*Request:*
All entries below need to be written out exactly, but without their pictures.

*Record extracts:*
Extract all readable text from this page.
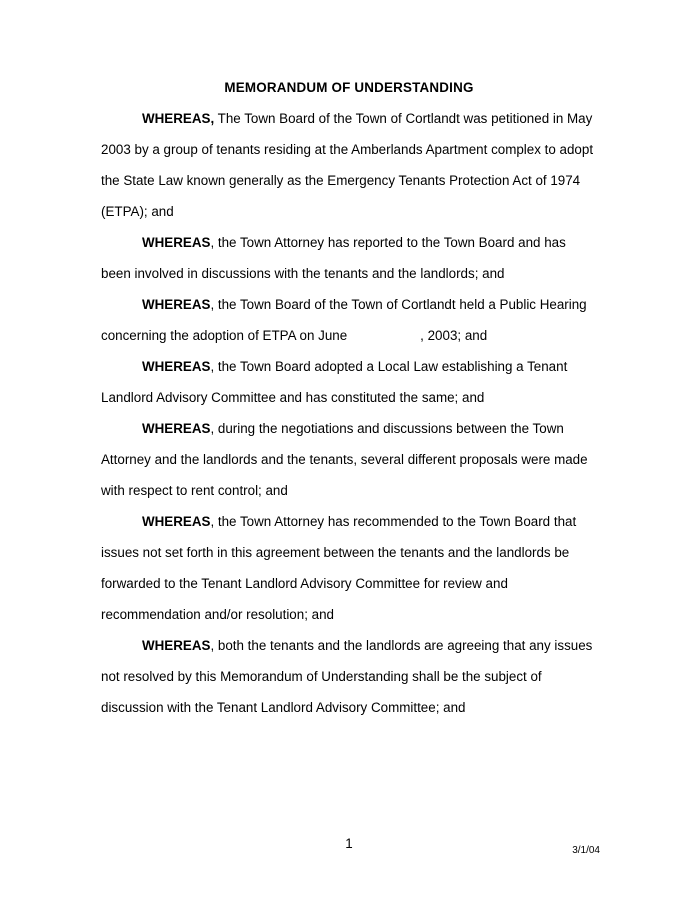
MEMORANDUM OF UNDERSTANDING

WHEREAS, The Town Board of the Town of Cortlandt was petitioned in May 2003 by a group of tenants residing at the Amberlands Apartment complex to adopt the State Law known generally as the Emergency Tenants Protection Act of 1974 (ETPA); and

WHEREAS, the Town Attorney has reported to the Town Board and has been involved in discussions with the tenants and the landlords; and

WHEREAS, the Town Board of the Town of Cortlandt held a Public Hearing concerning the adoption of ETPA on June	, 2003; and

WHEREAS, the Town Board adopted a Local Law establishing a Tenant Landlord Advisory Committee and has constituted the same; and

WHEREAS, during the negotiations and discussions between the Town Attorney and the landlords and the tenants, several different proposals were made with respect to rent control; and

WHEREAS, the Town Attorney has recommended to the Town Board that issues not set forth in this agreement between the tenants and the landlords be forwarded to the Tenant Landlord Advisory Committee for review and recommendation and/or resolution; and

WHEREAS, both the tenants and the landlords are agreeing that any issues not resolved by this Memorandum of Understanding shall be the subject of discussion with the Tenant Landlord Advisory Committee; and

1	3/1/04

*Result of the exercise:*
Extract all readable text from this page.
MEMORANDUM OF UNDERSTANDING

WHEREAS, The Town Board of the Town of Cortlandt was petitioned in May 2003 by a group of tenants residing at the Amberlands Apartment complex to adopt the State Law known generally as the Emergency Tenants Protection Act of 1974 (ETPA); and

WHEREAS, the Town Attorney has reported to the Town Board and has been involved in discussions with the tenants and the landlords; and

WHEREAS, the Town Board of the Town of Cortlandt held a Public Hearing concerning the adoption of ETPA on June	, 2003; and

WHEREAS, the Town Board adopted a Local Law establishing a Tenant Landlord Advisory Committee and has constituted the same; and

WHEREAS, during the negotiations and discussions between the Town Attorney and the landlords and the tenants, several different proposals were made with respect to rent control; and

WHEREAS, the Town Attorney has recommended to the Town Board that issues not set forth in this agreement between the tenants and the landlords be forwarded to the Tenant Landlord Advisory Committee for review and recommendation and/or resolution; and

WHEREAS, both the tenants and the landlords are agreeing that any issues not resolved by this Memorandum of Understanding shall be the subject of discussion with the Tenant Landlord Advisory Committee; and

1	3/1/04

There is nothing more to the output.